GIVEN EXERCISE 1 — In the manufacturing tax ruling below, transcribe the text from "Although the City" up to and including "a service business.".
GIVEN EXERCISE 2 — Render this sentence from the manufacturing tax ruling below into Spanish: "The Taxpayer contends that its rebuilding activities satisfied all three elements of the manufacturing definition."

DOCUMENT EXTRACT —

Although the City acknowledged in its final determination that the Taxpayer manufactured some of the parts it used to repair or rebuild the weapon systems, it found that substantial service activities were occurring, with only limited manufacturing of the total amount of parts used.

The Taxpayer contends that its rebuilding activities satisfied all three elements of the manufacturing definition.  The Taxpayer also contends that the complexity of the assembly processes used was more indicative of a manufacturer than a service business.

Original Material

In its final determination, the City seemed to suggest that manufacturing does not occur unless the original material is primarily raw material like the raw copper that was used to craft the copper replacement parts in BBC Brown Boveri. Although the Court in BBC Brown Boveri found that the processing of such raw material constituted manufacturing, the standard for manufacturing used by the Court and set forth in Title 23 VAC 10-500-520 refers more generally to “new material” or “original material,” respectively.  As such, the manufacturing process does not necessarily have to begin with “raw material” in the traditional sense, such as metal ore.  Whatever the starting material is, a manufacturing activity occurs as long as it is subjected to a process whereby it is changed into a substantially different material.

Process

The City stated that manufacturing typically involves the same process to create the same parts using the same manufacturing equipment.  While this may be a characteristic of a traditional assembly line manufacturing process, Virginia law only requires that the process cause a change to the original material.  See BBC Brown Boveri at 238 Va. 64, 69, 380 S.E. 2d 890, 893; Title 23 VAC 10-500-520 B 2.  The manufacturing process does not necessarily need to involve the same process, the same parts or the same equipment repeated over and over again.

Resulting Product

The City observed that the resulting product came into the facility as a weapon system and left as a weapon system.  The City found that substantial service activities were occurring, with only limited fabrication of parts to be installed in the Weapon System A unit or Weapon System B component.  The City also found that the Taxpayer used parts already owned by the federal government, purchased from third-party vendors, or retrofitted parts that were fabricated, assembled or manufactured to refurbish the systems.  The City, however, found that the rebuilt system was not different from the original product because it did not primarily consist of raw materials converted into a new item.

DATA SHOWN —
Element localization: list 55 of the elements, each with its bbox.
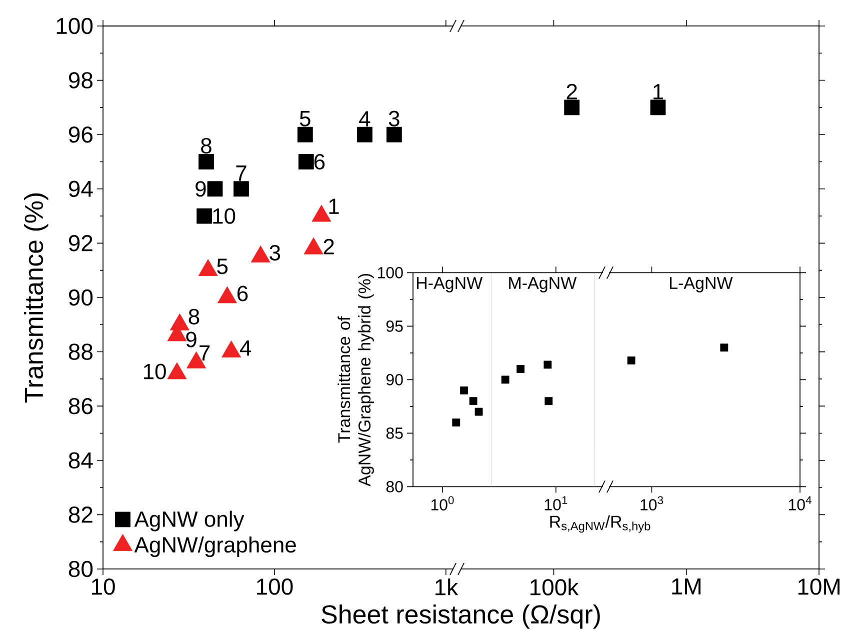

COMPLETE OUTPUT 1 —
Although the City acknowledged in its final determination that the Taxpayer manufactured some of the parts it used to repair or rebuild the weapon systems, it found that substantial service activities were occurring, with only limited manufacturing of the total amount of parts used.

The Taxpayer contends that its rebuilding activities satisfied all three elements of the manufacturing definition.  The Taxpayer also contends that the complexity of the assembly processes used was more indicative of a manufacturer than a service business.

COMPLETE OUTPUT 2 — El contribuyente sostiene que sus actividades de reconstrucción cumplían los tres elementos de la definición de fabricación.